What you should do >>
Write out the whole listing exactly as it stands.

Stored data >>
▼

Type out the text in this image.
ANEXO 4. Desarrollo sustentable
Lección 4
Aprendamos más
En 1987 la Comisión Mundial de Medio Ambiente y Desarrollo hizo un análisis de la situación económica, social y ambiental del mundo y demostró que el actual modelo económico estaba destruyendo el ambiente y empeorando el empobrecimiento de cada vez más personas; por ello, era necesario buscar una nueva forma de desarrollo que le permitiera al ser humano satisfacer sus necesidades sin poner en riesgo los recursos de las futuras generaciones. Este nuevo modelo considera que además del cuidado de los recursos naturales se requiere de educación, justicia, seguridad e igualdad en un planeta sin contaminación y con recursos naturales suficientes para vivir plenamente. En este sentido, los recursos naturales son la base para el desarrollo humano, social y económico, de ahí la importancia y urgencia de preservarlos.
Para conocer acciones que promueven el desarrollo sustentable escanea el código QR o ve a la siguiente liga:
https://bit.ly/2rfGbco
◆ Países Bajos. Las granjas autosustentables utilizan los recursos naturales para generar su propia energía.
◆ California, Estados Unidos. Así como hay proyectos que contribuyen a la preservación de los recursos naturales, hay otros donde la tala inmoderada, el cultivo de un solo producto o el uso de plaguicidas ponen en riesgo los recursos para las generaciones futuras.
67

▲

Result for this task >>
Type out the text in this image.
ANEXO 4. Desarrollo sustentable
Lección 4
Aprendamos más
En 1987 la Comisión Mundial de Medio Ambiente y Desarrollo hizo un análisis de la situación económica, social y ambiental del mundo y demostró que el actual modelo económico estaba destruyendo el ambiente y empeorando el empobrecimiento de cada vez más personas; por ello, era necesario buscar una nueva forma de desarrollo que le permitiera al ser humano satisfacer sus necesidades sin poner en riesgo los recursos de las futuras generaciones. Este nuevo modelo considera que además del cuidado de los recursos naturales se requiere de educación, justicia, seguridad e igualdad en un planeta sin contaminación y con recursos naturales suficientes para vivir plenamente. En este sentido, los recursos naturales son la base para el desarrollo humano, social y económico, de ahí la importancia y urgencia de preservarlos.
Para conocer acciones que promueven el desarrollo sustentable escanea el código QR o ve a la siguiente liga:
https://bit.ly/2rfGbco
◆ Países Bajos. Las granjas autosustentables utilizan los recursos naturales para generar su propia energía.
◆ California, Estados Unidos. Así como hay proyectos que contribuyen a la preservación de los recursos naturales, hay otros donde la tala inmoderada, el cultivo de un solo producto o el uso de plaguicidas ponen en riesgo los recursos para las generaciones futuras.
67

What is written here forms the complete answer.